* START *

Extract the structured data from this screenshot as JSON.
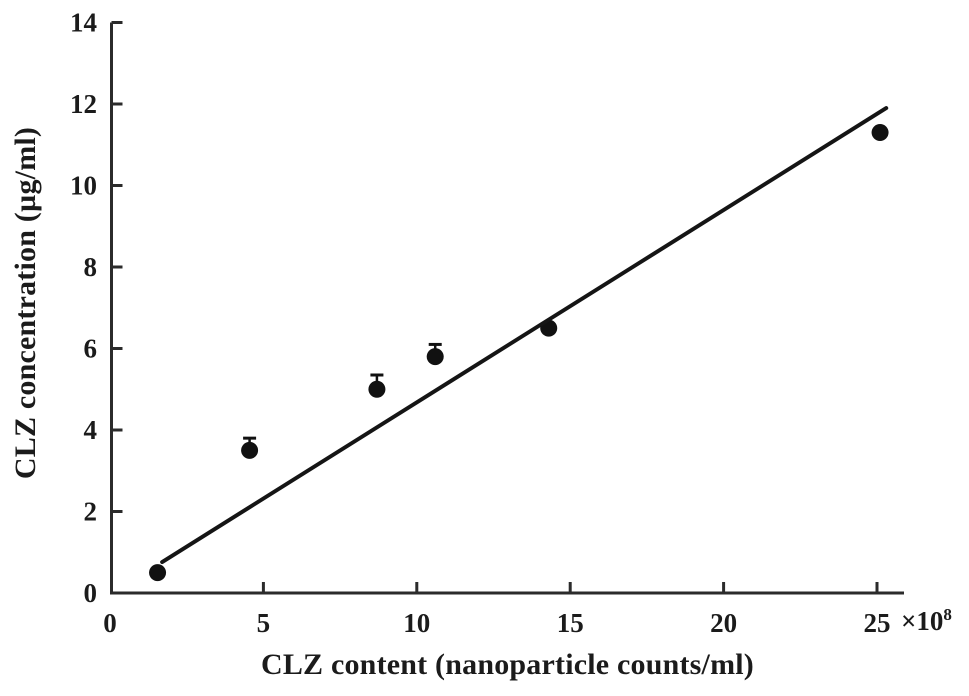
{
  "chart_data": {
    "type": "scatter",
    "title": "",
    "xlabel": "CLZ content (nanoparticle counts/ml)",
    "ylabel": "CLZ concentration (µg/ml)",
    "x_multiplier": {
      "base": "×10",
      "exp": "8"
    },
    "xlim": [
      0,
      26
    ],
    "ylim": [
      0,
      14
    ],
    "x_ticks": [
      0,
      5,
      10,
      15,
      20,
      25
    ],
    "y_ticks": [
      0,
      2,
      4,
      6,
      8,
      10,
      12,
      14
    ],
    "grid": false,
    "legend": null,
    "points": [
      {
        "x": 1.55,
        "y": 0.5,
        "yerr": 0
      },
      {
        "x": 4.55,
        "y": 3.5,
        "yerr": 0.3
      },
      {
        "x": 8.7,
        "y": 5.0,
        "yerr": 0.35
      },
      {
        "x": 10.6,
        "y": 5.8,
        "yerr": 0.3
      },
      {
        "x": 14.3,
        "y": 6.5,
        "yerr": 0
      },
      {
        "x": 25.1,
        "y": 11.3,
        "yerr": 0
      }
    ],
    "trendline": {
      "x1": 1.7,
      "y1": 0.76,
      "x2": 25.3,
      "y2": 11.9
    },
    "colors": {
      "marker": "#111111",
      "line": "#151515",
      "axis": "#2b2b2b",
      "text": "#1b1b1b",
      "background": "#ffffff"
    }
  }
}
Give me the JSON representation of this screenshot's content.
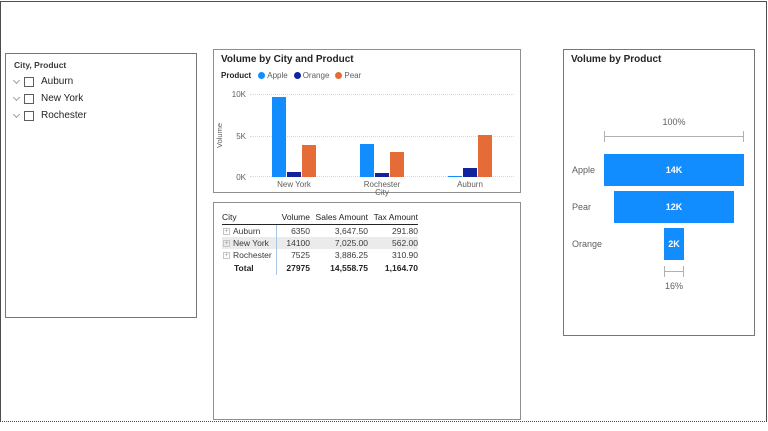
{
  "slicer": {
    "title": "City, Product",
    "items": [
      {
        "label": "Auburn",
        "checked": false
      },
      {
        "label": "New York",
        "checked": false
      },
      {
        "label": "Rochester",
        "checked": false
      }
    ]
  },
  "chart_data": [
    {
      "type": "bar",
      "title": "Volume by City and Product",
      "legend_title": "Product",
      "legend_position": "top",
      "categories": [
        "New York",
        "Rochester",
        "Auburn"
      ],
      "series": [
        {
          "name": "Apple",
          "color": "#118DFF",
          "values": [
            9600,
            4025,
            150
          ]
        },
        {
          "name": "Orange",
          "color": "#12239E",
          "values": [
            600,
            500,
            1100
          ]
        },
        {
          "name": "Pear",
          "color": "#E66C37",
          "values": [
            3900,
            3000,
            5100
          ]
        }
      ],
      "xlabel": "City",
      "ylabel": "Volume",
      "ylim": [
        0,
        10000
      ],
      "yticks": [
        "0K",
        "5K",
        "10K"
      ],
      "grid": "dotted horizontal"
    },
    {
      "type": "funnel",
      "title": "Volume by Product",
      "categories": [
        "Apple",
        "Pear",
        "Orange"
      ],
      "values": [
        14000,
        12000,
        2000
      ],
      "value_labels": [
        "14K",
        "12K",
        "2K"
      ],
      "top_percent_label": "100%",
      "bottom_percent_label": "16%",
      "bar_color": "#118DFF"
    }
  ],
  "table": {
    "columns": [
      "City",
      "Volume",
      "Sales Amount",
      "Tax Amount"
    ],
    "rows": [
      {
        "city": "Auburn",
        "volume": "6350",
        "sales": "3,647.50",
        "tax": "291.80"
      },
      {
        "city": "New York",
        "volume": "14100",
        "sales": "7,025.00",
        "tax": "562.00"
      },
      {
        "city": "Rochester",
        "volume": "7525",
        "sales": "3,886.25",
        "tax": "310.90"
      }
    ],
    "total": {
      "city": "Total",
      "volume": "27975",
      "sales": "14,558.75",
      "tax": "1,164.70"
    }
  },
  "colors": {
    "accent_blue": "#118DFF",
    "dark_blue": "#12239E",
    "orange_red": "#E66C37",
    "axis_text": "#605E5C",
    "title_text": "#252423",
    "band_row": "#ebebeb",
    "separator_blue": "#A6C7E8"
  }
}
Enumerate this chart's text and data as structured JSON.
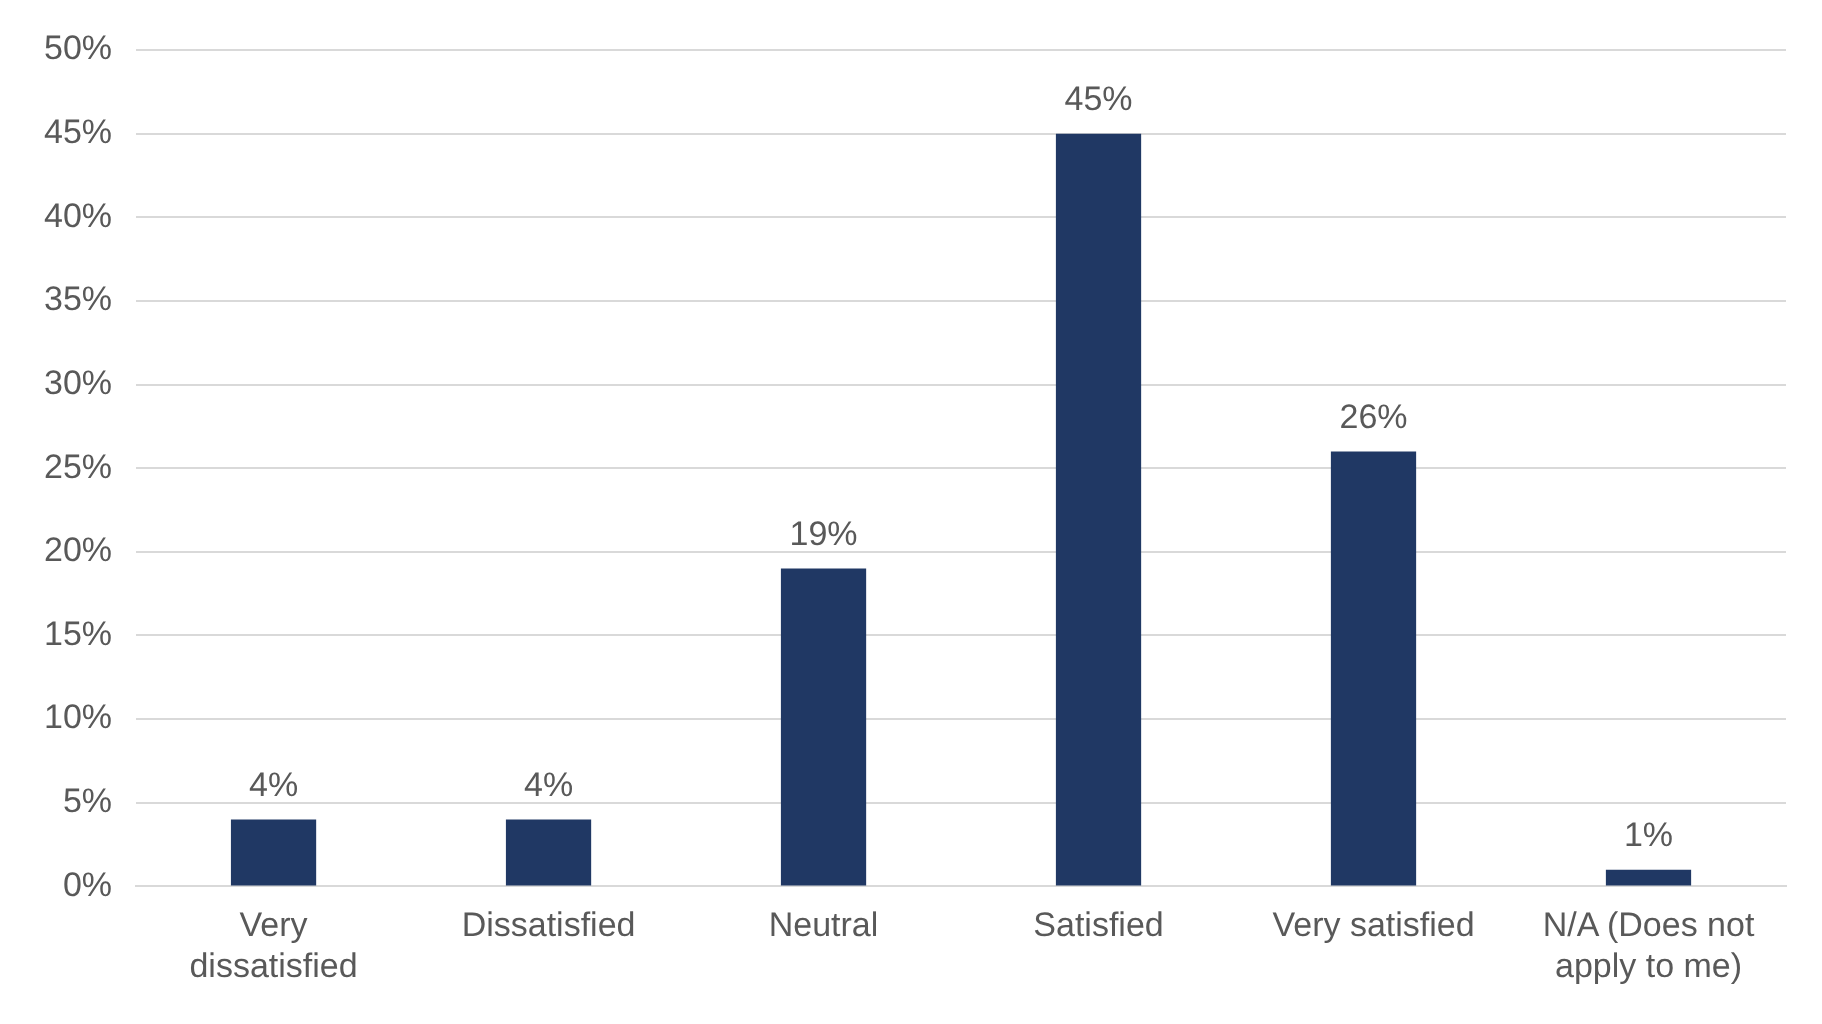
{
  "chart_data": {
    "type": "bar",
    "categories": [
      "Very dissatisfied",
      "Dissatisfied",
      "Neutral",
      "Satisfied",
      "Very satisfied",
      "N/A (Does not apply to me)"
    ],
    "values": [
      4,
      4,
      19,
      45,
      26,
      1
    ],
    "value_labels": [
      "4%",
      "4%",
      "19%",
      "45%",
      "26%",
      "1%"
    ],
    "color": "#203864",
    "ylim": [
      0,
      50
    ],
    "yticks": [
      {
        "value": 0,
        "label": "0%"
      },
      {
        "value": 5,
        "label": "5%"
      },
      {
        "value": 10,
        "label": "10%"
      },
      {
        "value": 15,
        "label": "15%"
      },
      {
        "value": 20,
        "label": "20%"
      },
      {
        "value": 25,
        "label": "25%"
      },
      {
        "value": 30,
        "label": "30%"
      },
      {
        "value": 35,
        "label": "35%"
      },
      {
        "value": 40,
        "label": "40%"
      },
      {
        "value": 45,
        "label": "45%"
      },
      {
        "value": 50,
        "label": "50%"
      }
    ],
    "grid": "y",
    "legend": false
  }
}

* END *

▸ The exercise:
Reproduce every record word for word. The copy must contain no pictures.

▸ Final result:
Extract the structured data from this screenshot as JSON.
{
  "chart_data": {
    "type": "scatter",
    "title": "",
    "xlabel": "CLZ content (nanoparticle counts/ml)",
    "ylabel": "CLZ concentration (µg/ml)",
    "x_multiplier": {
      "base": "×10",
      "exp": "8"
    },
    "xlim": [
      0,
      26
    ],
    "ylim": [
      0,
      14
    ],
    "x_ticks": [
      0,
      5,
      10,
      15,
      20,
      25
    ],
    "y_ticks": [
      0,
      2,
      4,
      6,
      8,
      10,
      12,
      14
    ],
    "grid": false,
    "legend": null,
    "points": [
      {
        "x": 1.55,
        "y": 0.5,
        "yerr": 0
      },
      {
        "x": 4.55,
        "y": 3.5,
        "yerr": 0.3
      },
      {
        "x": 8.7,
        "y": 5.0,
        "yerr": 0.35
      },
      {
        "x": 10.6,
        "y": 5.8,
        "yerr": 0.3
      },
      {
        "x": 14.3,
        "y": 6.5,
        "yerr": 0
      },
      {
        "x": 25.1,
        "y": 11.3,
        "yerr": 0
      }
    ],
    "trendline": {
      "x1": 1.7,
      "y1": 0.76,
      "x2": 25.3,
      "y2": 11.9
    },
    "colors": {
      "marker": "#111111",
      "line": "#151515",
      "axis": "#2b2b2b",
      "text": "#1b1b1b",
      "background": "#ffffff"
    }
  }
}
Give me the JSON representation of this screenshot's content.
{
  "slicer": {
    "title": "City, Product",
    "items": [
      {
        "label": "Auburn",
        "checked": false
      },
      {
        "label": "New York",
        "checked": false
      },
      {
        "label": "Rochester",
        "checked": false
      }
    ]
  },
  "chart_data": [
    {
      "type": "bar",
      "title": "Volume by City and Product",
      "legend_title": "Product",
      "legend_position": "top",
      "categories": [
        "New York",
        "Rochester",
        "Auburn"
      ],
      "series": [
        {
          "name": "Apple",
          "color": "#118DFF",
          "values": [
            9600,
            4025,
            150
          ]
        },
        {
          "name": "Orange",
          "color": "#12239E",
          "values": [
            600,
            500,
            1100
          ]
        },
        {
          "name": "Pear",
          "color": "#E66C37",
          "values": [
            3900,
            3000,
            5100
          ]
        }
      ],
      "xlabel": "City",
      "ylabel": "Volume",
      "ylim": [
        0,
        10000
      ],
      "yticks": [
        "0K",
        "5K",
        "10K"
      ],
      "grid": "dotted horizontal"
    },
    {
      "type": "funnel",
      "title": "Volume by Product",
      "categories": [
        "Apple",
        "Pear",
        "Orange"
      ],
      "values": [
        14000,
        12000,
        2000
      ],
      "value_labels": [
        "14K",
        "12K",
        "2K"
      ],
      "top_percent_label": "100%",
      "bottom_percent_label": "16%",
      "bar_color": "#118DFF"
    }
  ],
  "table": {
    "columns": [
      "City",
      "Volume",
      "Sales Amount",
      "Tax Amount"
    ],
    "rows": [
      {
        "city": "Auburn",
        "volume": "6350",
        "sales": "3,647.50",
        "tax": "291.80"
      },
      {
        "city": "New York",
        "volume": "14100",
        "sales": "7,025.00",
        "tax": "562.00"
      },
      {
        "city": "Rochester",
        "volume": "7525",
        "sales": "3,886.25",
        "tax": "310.90"
      }
    ],
    "total": {
      "city": "Total",
      "volume": "27975",
      "sales": "14,558.75",
      "tax": "1,164.70"
    }
  },
  "colors": {
    "accent_blue": "#118DFF",
    "dark_blue": "#12239E",
    "orange_red": "#E66C37",
    "axis_text": "#605E5C",
    "title_text": "#252423",
    "band_row": "#ebebeb",
    "separator_blue": "#A6C7E8"
  }
}
Enumerate this chart's text and data as structured JSON.
{
  "chart_data": {
    "type": "bar",
    "categories": [
      "Very dissatisfied",
      "Dissatisfied",
      "Neutral",
      "Satisfied",
      "Very satisfied",
      "N/A (Does not apply to me)"
    ],
    "values": [
      4,
      4,
      19,
      45,
      26,
      1
    ],
    "value_labels": [
      "4%",
      "4%",
      "19%",
      "45%",
      "26%",
      "1%"
    ],
    "color": "#203864",
    "ylim": [
      0,
      50
    ],
    "yticks": [
      {
        "value": 0,
        "label": "0%"
      },
      {
        "value": 5,
        "label": "5%"
      },
      {
        "value": 10,
        "label": "10%"
      },
      {
        "value": 15,
        "label": "15%"
      },
      {
        "value": 20,
        "label": "20%"
      },
      {
        "value": 25,
        "label": "25%"
      },
      {
        "value": 30,
        "label": "30%"
      },
      {
        "value": 35,
        "label": "35%"
      },
      {
        "value": 40,
        "label": "40%"
      },
      {
        "value": 45,
        "label": "45%"
      },
      {
        "value": 50,
        "label": "50%"
      }
    ],
    "grid": "y",
    "legend": false
  }
}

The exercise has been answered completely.